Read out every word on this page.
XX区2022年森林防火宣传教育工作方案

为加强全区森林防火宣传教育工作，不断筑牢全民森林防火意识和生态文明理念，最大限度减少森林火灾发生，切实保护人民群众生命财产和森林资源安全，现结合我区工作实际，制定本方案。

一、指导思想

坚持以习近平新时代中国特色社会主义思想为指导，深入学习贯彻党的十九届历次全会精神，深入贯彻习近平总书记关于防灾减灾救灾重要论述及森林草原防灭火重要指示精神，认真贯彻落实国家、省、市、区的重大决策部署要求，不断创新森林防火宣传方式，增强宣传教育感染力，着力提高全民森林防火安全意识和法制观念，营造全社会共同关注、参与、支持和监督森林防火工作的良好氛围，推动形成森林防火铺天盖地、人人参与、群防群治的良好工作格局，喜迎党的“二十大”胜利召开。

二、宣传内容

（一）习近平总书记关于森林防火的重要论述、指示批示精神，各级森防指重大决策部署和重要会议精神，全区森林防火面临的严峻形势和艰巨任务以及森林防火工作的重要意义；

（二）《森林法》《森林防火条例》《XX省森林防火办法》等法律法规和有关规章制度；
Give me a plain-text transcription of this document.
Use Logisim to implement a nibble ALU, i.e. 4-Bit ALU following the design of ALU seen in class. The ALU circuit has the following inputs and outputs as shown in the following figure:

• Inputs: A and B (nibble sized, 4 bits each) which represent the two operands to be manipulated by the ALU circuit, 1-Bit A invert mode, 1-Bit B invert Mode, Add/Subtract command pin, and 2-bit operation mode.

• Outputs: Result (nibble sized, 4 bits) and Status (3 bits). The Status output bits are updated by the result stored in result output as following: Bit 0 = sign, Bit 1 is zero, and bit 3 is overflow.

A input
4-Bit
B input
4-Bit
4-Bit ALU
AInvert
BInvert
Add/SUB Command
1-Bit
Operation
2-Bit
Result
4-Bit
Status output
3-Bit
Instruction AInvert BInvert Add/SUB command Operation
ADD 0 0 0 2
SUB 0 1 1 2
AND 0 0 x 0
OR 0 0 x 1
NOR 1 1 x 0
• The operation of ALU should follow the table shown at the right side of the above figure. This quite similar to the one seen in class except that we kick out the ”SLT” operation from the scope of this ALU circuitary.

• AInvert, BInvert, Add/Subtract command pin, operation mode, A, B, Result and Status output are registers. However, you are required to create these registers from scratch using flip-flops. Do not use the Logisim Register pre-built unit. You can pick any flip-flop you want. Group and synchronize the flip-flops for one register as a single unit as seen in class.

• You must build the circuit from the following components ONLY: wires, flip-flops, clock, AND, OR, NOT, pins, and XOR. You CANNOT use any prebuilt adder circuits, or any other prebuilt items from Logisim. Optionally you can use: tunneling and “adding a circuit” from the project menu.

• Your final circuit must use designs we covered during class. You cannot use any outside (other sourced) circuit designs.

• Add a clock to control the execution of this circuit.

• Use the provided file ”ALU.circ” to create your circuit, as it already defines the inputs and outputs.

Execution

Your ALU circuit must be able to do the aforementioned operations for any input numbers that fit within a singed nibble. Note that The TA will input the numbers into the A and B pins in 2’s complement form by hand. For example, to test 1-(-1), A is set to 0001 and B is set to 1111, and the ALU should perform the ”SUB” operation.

——————

WHAT YOU ARE ASKED TO DO
Repeat each entry word for word.

COMPLETED TASK
Read out every word on this page.
XX区2022年森林防火宣传教育工作方案

为加强全区森林防火宣传教育工作，不断筑牢全民森林防火意识和生态文明理念，最大限度减少森林火灾发生，切实保护人民群众生命财产和森林资源安全，现结合我区工作实际，制定本方案。

一、指导思想

坚持以习近平新时代中国特色社会主义思想为指导，深入学习贯彻党的十九届历次全会精神，深入贯彻习近平总书记关于防灾减灾救灾重要论述及森林草原防灭火重要指示精神，认真贯彻落实国家、省、市、区的重大决策部署要求，不断创新森林防火宣传方式，增强宣传教育感染力，着力提高全民森林防火安全意识和法制观念，营造全社会共同关注、参与、支持和监督森林防火工作的良好氛围，推动形成森林防火铺天盖地、人人参与、群防群治的良好工作格局，喜迎党的“二十大”胜利召开。

二、宣传内容

（一）习近平总书记关于森林防火的重要论述、指示批示精神，各级森防指重大决策部署和重要会议精神，全区森林防火面临的严峻形势和艰巨任务以及森林防火工作的重要意义；

（二）《森林法》《森林防火条例》《XX省森林防火办法》等法律法规和有关规章制度；
Give me a plain-text transcription of this document.
Use Logisim to implement a nibble ALU, i.e. 4-Bit ALU following the design of ALU seen in class. The ALU circuit has the following inputs and outputs as shown in the following figure:

• Inputs: A and B (nibble sized, 4 bits each) which represent the two operands to be manipulated by the ALU circuit, 1-Bit A invert mode, 1-Bit B invert Mode, Add/Subtract command pin, and 2-bit operation mode.

• Outputs: Result (nibble sized, 4 bits) and Status (3 bits). The Status output bits are updated by the result stored in result output as following: Bit 0 = sign, Bit 1 is zero, and bit 3 is overflow.

A input
4-Bit
B input
4-Bit
4-Bit ALU
AInvert
BInvert
Add/SUB Command
1-Bit
Operation
2-Bit
Result
4-Bit
Status output
3-Bit
Instruction AInvert BInvert Add/SUB command Operation
ADD 0 0 0 2
SUB 0 1 1 2
AND 0 0 x 0
OR 0 0 x 1
NOR 1 1 x 0
• The operation of ALU should follow the table shown at the right side of the above figure. This quite similar to the one seen in class except that we kick out the ”SLT” operation from the scope of this ALU circuitary.

• AInvert, BInvert, Add/Subtract command pin, operation mode, A, B, Result and Status output are registers. However, you are required to create these registers from scratch using flip-flops. Do not use the Logisim Register pre-built unit. You can pick any flip-flop you want. Group and synchronize the flip-flops for one register as a single unit as seen in class.

• You must build the circuit from the following components ONLY: wires, flip-flops, clock, AND, OR, NOT, pins, and XOR. You CANNOT use any prebuilt adder circuits, or any other prebuilt items from Logisim. Optionally you can use: tunneling and “adding a circuit” from the project menu.

• Your final circuit must use designs we covered during class. You cannot use any outside (other sourced) circuit designs.

• Add a clock to control the execution of this circuit.

• Use the provided file ”ALU.circ” to create your circuit, as it already defines the inputs and outputs.

Execution

Your ALU circuit must be able to do the aforementioned operations for any input numbers that fit within a singed nibble. Note that The TA will input the numbers into the A and B pins in 2’s complement form by hand. For example, to test 1-(-1), A is set to 0001 and B is set to 1111, and the ALU should perform the ”SUB” operation.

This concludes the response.